• TASK GOAL: Extract every line of the records below that contains the string "drop".
** Begin RECORDS TO PROCESS **
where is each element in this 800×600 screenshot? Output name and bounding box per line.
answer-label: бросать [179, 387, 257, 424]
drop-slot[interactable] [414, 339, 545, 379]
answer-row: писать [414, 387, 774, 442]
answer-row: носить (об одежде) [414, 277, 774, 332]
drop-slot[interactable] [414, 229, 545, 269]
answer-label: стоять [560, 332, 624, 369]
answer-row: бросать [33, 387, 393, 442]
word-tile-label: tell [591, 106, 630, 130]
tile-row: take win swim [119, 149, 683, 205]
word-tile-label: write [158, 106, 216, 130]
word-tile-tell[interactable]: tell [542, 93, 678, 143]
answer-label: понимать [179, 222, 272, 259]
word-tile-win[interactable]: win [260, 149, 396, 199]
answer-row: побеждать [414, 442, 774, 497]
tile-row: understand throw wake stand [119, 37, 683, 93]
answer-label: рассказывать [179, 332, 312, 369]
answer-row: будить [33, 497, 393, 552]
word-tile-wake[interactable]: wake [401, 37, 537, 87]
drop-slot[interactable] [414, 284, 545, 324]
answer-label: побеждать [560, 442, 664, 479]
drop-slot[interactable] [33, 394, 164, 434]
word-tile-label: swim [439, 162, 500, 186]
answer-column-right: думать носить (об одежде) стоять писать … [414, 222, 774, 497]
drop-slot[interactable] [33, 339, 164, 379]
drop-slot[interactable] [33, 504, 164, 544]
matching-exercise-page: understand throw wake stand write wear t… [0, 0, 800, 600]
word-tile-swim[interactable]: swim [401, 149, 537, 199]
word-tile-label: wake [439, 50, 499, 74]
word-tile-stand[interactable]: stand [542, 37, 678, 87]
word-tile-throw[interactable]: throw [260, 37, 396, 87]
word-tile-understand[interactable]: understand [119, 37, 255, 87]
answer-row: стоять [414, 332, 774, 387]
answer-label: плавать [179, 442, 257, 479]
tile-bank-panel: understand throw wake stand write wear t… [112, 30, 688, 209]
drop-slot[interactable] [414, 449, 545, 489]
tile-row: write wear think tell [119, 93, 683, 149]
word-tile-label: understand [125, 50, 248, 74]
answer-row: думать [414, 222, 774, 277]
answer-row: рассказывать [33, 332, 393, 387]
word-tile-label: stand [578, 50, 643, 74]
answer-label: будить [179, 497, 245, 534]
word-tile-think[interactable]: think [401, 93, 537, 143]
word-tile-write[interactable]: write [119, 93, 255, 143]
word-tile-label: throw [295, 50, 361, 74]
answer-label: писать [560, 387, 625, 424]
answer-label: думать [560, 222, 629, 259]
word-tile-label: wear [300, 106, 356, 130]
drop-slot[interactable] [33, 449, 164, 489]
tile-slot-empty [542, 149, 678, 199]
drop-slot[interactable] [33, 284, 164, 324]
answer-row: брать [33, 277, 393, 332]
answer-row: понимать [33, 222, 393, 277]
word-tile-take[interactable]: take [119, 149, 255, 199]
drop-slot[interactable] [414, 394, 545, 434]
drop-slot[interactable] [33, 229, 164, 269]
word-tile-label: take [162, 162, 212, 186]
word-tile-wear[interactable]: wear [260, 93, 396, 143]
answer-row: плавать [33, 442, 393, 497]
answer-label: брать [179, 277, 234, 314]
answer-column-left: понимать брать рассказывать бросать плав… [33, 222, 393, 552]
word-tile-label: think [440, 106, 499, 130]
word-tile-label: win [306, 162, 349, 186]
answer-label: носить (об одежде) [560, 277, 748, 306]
** End RECORDS TO PROCESS **
• TASK ANSWER:
drop-slot[interactable] [414, 339, 545, 379]
drop-slot[interactable] [414, 229, 545, 269]
drop-slot[interactable] [414, 284, 545, 324]
drop-slot[interactable] [33, 394, 164, 434]
drop-slot[interactable] [33, 339, 164, 379]
drop-slot[interactable] [33, 504, 164, 544]
drop-slot[interactable] [414, 449, 545, 489]
drop-slot[interactable] [33, 449, 164, 489]
drop-slot[interactable] [33, 284, 164, 324]
drop-slot[interactable] [414, 394, 545, 434]
drop-slot[interactable] [33, 229, 164, 269]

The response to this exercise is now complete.